→ Exercise:
Drop the pictures from the entries below, then reproduce the rest exactly.

→ The records:
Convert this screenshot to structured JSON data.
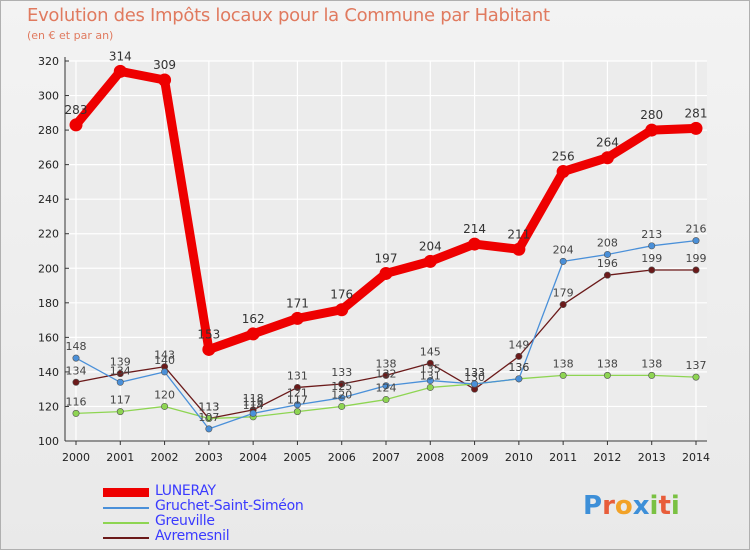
{
  "title": "Evolution des Impôts locaux pour la Commune par Habitant",
  "subtitle": "(en € et par an)",
  "logo": {
    "letters": [
      "P",
      "r",
      "o",
      "x",
      "i",
      "t",
      "i"
    ]
  },
  "colors": {
    "background": "#eeeeee",
    "grid": "#ffffff",
    "logo": [
      "#3d8fd8",
      "#e85d3a",
      "#f2a227",
      "#3d8fd8",
      "#7ac142",
      "#e85d3a",
      "#7ac142"
    ]
  },
  "chart_data": {
    "type": "line",
    "title": "Evolution des Impôts locaux pour la Commune par Habitant",
    "subtitle": "(en € et par an)",
    "x": [
      2000,
      2001,
      2002,
      2003,
      2004,
      2005,
      2006,
      2007,
      2008,
      2009,
      2010,
      2011,
      2012,
      2013,
      2014
    ],
    "ylim": [
      100,
      320
    ],
    "yticks": [
      100,
      120,
      140,
      160,
      180,
      200,
      220,
      240,
      260,
      280,
      300,
      320
    ],
    "grid": true,
    "legend_position": "bottom-left",
    "series": [
      {
        "name": "LUNERAY",
        "color": "#ee0000",
        "values": [
          283,
          314,
          309,
          153,
          162,
          171,
          176,
          197,
          204,
          214,
          211,
          256,
          264,
          280,
          281
        ]
      },
      {
        "name": "Gruchet-Saint-Siméon",
        "color": "#4a90d9",
        "values": [
          148,
          134,
          140,
          107,
          116,
          121,
          125,
          132,
          135,
          133,
          136,
          204,
          208,
          213,
          216
        ]
      },
      {
        "name": "Greuville",
        "color": "#8ed552",
        "values": [
          116,
          117,
          120,
          113,
          114,
          117,
          120,
          124,
          131,
          133,
          136,
          138,
          138,
          138,
          137
        ]
      },
      {
        "name": "Avremesnil",
        "color": "#6b1a1a",
        "values": [
          134,
          139,
          143,
          113,
          118,
          131,
          133,
          138,
          145,
          130,
          149,
          179,
          196,
          199,
          199
        ]
      }
    ]
  }
}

→ Response to this task:
Convert this screenshot to structured JSON data.
{
  "title": "Evolution des Impôts locaux pour la Commune par Habitant",
  "subtitle": "(en € et par an)",
  "logo": {
    "letters": [
      "P",
      "r",
      "o",
      "x",
      "i",
      "t",
      "i"
    ]
  },
  "colors": {
    "background": "#eeeeee",
    "grid": "#ffffff",
    "logo": [
      "#3d8fd8",
      "#e85d3a",
      "#f2a227",
      "#3d8fd8",
      "#7ac142",
      "#e85d3a",
      "#7ac142"
    ]
  },
  "chart_data": {
    "type": "line",
    "title": "Evolution des Impôts locaux pour la Commune par Habitant",
    "subtitle": "(en € et par an)",
    "x": [
      2000,
      2001,
      2002,
      2003,
      2004,
      2005,
      2006,
      2007,
      2008,
      2009,
      2010,
      2011,
      2012,
      2013,
      2014
    ],
    "ylim": [
      100,
      320
    ],
    "yticks": [
      100,
      120,
      140,
      160,
      180,
      200,
      220,
      240,
      260,
      280,
      300,
      320
    ],
    "grid": true,
    "legend_position": "bottom-left",
    "series": [
      {
        "name": "LUNERAY",
        "color": "#ee0000",
        "values": [
          283,
          314,
          309,
          153,
          162,
          171,
          176,
          197,
          204,
          214,
          211,
          256,
          264,
          280,
          281
        ]
      },
      {
        "name": "Gruchet-Saint-Siméon",
        "color": "#4a90d9",
        "values": [
          148,
          134,
          140,
          107,
          116,
          121,
          125,
          132,
          135,
          133,
          136,
          204,
          208,
          213,
          216
        ]
      },
      {
        "name": "Greuville",
        "color": "#8ed552",
        "values": [
          116,
          117,
          120,
          113,
          114,
          117,
          120,
          124,
          131,
          133,
          136,
          138,
          138,
          138,
          137
        ]
      },
      {
        "name": "Avremesnil",
        "color": "#6b1a1a",
        "values": [
          134,
          139,
          143,
          113,
          118,
          131,
          133,
          138,
          145,
          130,
          149,
          179,
          196,
          199,
          199
        ]
      }
    ]
  }
}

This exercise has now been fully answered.